> [What this task involves]: Tally up how many lines in the listing below contain the string "first", and give only the total.

> [Stored rows]:
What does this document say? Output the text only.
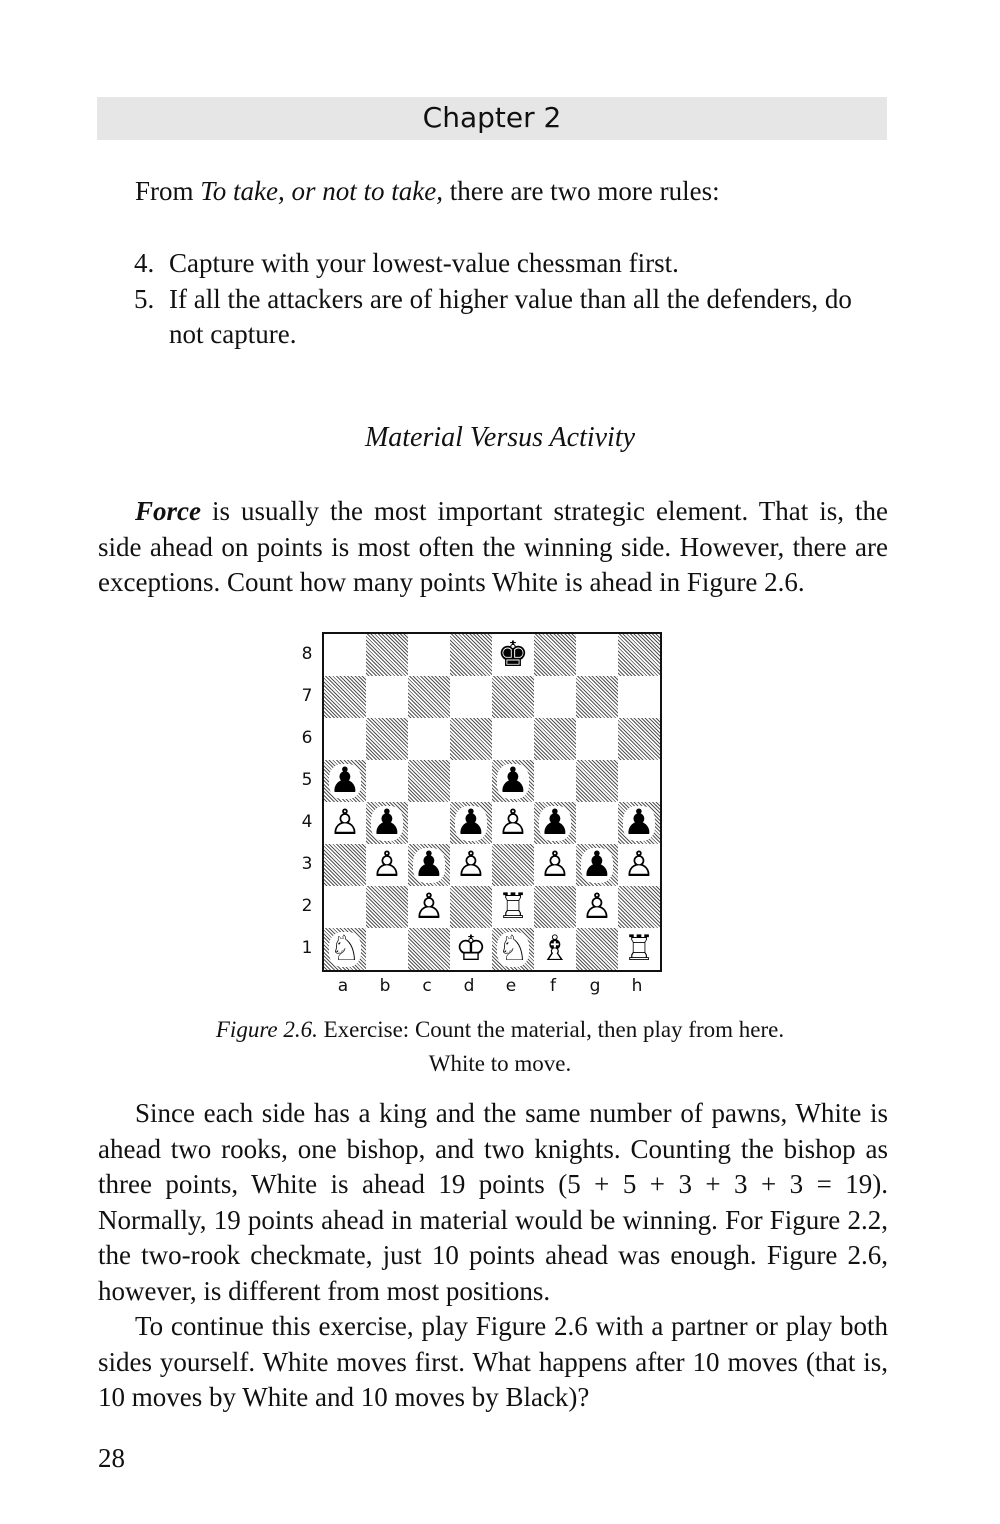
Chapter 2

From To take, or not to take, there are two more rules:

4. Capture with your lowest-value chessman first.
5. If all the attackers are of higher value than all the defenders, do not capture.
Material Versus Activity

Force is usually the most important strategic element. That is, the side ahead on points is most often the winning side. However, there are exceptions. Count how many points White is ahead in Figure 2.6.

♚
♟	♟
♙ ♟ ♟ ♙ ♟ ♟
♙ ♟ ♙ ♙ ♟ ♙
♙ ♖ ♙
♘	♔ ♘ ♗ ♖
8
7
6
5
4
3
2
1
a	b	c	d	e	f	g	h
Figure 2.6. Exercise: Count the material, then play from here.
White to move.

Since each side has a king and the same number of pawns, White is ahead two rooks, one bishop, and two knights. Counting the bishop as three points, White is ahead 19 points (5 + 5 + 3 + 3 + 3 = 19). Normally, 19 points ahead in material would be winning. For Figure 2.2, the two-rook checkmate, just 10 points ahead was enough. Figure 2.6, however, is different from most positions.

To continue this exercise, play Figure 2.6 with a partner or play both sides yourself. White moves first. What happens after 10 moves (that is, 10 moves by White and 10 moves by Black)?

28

> [Expected answer]: 2